* **What you have to do**: Show only lines that include "washer".

* **Records for this task**:
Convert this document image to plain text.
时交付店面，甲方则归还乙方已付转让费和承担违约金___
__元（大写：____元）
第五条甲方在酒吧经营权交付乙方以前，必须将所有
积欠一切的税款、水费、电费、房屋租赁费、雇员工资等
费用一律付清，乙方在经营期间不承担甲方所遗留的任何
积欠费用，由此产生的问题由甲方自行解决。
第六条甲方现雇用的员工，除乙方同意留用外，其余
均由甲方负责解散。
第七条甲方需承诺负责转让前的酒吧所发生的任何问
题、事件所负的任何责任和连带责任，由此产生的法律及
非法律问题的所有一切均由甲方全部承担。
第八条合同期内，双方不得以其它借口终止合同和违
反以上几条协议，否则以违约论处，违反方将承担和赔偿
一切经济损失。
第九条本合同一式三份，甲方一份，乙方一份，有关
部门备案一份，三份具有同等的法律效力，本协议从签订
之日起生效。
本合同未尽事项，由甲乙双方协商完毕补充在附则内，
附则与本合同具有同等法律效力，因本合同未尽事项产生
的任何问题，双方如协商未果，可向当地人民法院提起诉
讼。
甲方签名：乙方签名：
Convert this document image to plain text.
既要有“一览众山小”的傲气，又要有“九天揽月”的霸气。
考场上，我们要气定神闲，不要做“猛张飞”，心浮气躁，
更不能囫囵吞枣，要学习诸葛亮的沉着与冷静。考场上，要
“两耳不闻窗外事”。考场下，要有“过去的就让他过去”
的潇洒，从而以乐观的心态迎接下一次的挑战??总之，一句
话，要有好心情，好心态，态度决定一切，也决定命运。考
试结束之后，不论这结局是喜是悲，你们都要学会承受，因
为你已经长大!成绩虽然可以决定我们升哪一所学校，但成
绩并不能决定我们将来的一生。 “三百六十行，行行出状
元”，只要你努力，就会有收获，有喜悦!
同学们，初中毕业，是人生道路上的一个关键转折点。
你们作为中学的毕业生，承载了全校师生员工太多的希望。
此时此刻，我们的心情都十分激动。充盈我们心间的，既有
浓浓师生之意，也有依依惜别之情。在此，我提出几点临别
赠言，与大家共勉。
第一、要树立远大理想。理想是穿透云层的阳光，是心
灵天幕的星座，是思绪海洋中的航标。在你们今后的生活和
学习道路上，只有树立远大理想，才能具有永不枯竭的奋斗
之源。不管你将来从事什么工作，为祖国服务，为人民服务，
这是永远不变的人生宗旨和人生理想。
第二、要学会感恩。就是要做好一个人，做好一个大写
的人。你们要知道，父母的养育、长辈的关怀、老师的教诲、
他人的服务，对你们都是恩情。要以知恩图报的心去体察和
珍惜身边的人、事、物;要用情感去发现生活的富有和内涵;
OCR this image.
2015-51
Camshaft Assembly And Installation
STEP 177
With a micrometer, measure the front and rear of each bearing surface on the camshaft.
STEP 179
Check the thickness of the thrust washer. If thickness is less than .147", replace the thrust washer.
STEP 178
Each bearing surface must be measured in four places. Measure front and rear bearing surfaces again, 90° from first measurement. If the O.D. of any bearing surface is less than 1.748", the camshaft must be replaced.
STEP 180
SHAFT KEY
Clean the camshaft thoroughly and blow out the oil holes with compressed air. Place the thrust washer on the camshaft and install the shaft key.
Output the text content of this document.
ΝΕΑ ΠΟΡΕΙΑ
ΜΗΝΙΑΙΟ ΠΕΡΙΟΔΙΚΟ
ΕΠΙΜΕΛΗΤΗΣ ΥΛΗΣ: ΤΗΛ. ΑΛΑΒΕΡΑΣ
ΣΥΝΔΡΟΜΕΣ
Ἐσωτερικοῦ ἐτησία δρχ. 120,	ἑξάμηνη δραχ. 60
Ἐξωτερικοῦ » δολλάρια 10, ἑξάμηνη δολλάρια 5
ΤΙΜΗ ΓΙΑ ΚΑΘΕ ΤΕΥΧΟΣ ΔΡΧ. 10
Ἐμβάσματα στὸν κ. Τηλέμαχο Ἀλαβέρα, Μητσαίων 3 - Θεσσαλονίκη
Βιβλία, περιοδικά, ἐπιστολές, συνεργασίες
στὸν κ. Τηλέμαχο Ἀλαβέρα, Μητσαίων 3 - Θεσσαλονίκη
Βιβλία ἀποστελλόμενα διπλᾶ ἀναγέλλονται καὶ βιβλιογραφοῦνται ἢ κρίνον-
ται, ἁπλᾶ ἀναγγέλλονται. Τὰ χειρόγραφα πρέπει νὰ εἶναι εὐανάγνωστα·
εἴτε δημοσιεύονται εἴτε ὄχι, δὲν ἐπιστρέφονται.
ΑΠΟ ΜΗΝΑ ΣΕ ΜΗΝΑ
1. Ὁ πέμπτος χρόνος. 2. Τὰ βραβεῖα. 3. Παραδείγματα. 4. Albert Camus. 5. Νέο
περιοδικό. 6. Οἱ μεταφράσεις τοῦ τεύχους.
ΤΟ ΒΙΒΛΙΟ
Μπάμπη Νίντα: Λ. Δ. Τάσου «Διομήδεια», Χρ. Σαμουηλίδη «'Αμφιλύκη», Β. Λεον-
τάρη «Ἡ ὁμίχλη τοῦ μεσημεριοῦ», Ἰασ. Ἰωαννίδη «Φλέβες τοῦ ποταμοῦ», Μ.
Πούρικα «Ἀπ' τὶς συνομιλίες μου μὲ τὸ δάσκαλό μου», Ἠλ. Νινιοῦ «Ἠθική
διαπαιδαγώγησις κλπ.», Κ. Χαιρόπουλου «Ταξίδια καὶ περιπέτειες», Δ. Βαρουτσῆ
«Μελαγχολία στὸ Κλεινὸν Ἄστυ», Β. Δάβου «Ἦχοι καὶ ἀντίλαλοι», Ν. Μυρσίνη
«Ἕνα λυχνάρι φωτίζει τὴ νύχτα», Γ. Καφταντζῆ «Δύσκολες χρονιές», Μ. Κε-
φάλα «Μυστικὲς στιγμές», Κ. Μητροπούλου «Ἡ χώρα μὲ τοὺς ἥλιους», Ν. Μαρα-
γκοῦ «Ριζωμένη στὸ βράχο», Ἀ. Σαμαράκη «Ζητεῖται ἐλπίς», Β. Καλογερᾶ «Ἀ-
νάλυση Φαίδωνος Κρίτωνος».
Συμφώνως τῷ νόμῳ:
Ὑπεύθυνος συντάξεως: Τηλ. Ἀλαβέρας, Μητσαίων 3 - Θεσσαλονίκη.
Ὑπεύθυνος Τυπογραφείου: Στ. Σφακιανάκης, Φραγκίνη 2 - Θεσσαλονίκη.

* **Finished exercise**:
Check the thickness of the thrust washer. If thickness is less than .147", replace the thrust washer.
Clean the camshaft thoroughly and blow out the oil holes with compressed air. Place the thrust washer on the camshaft and install the shaft key.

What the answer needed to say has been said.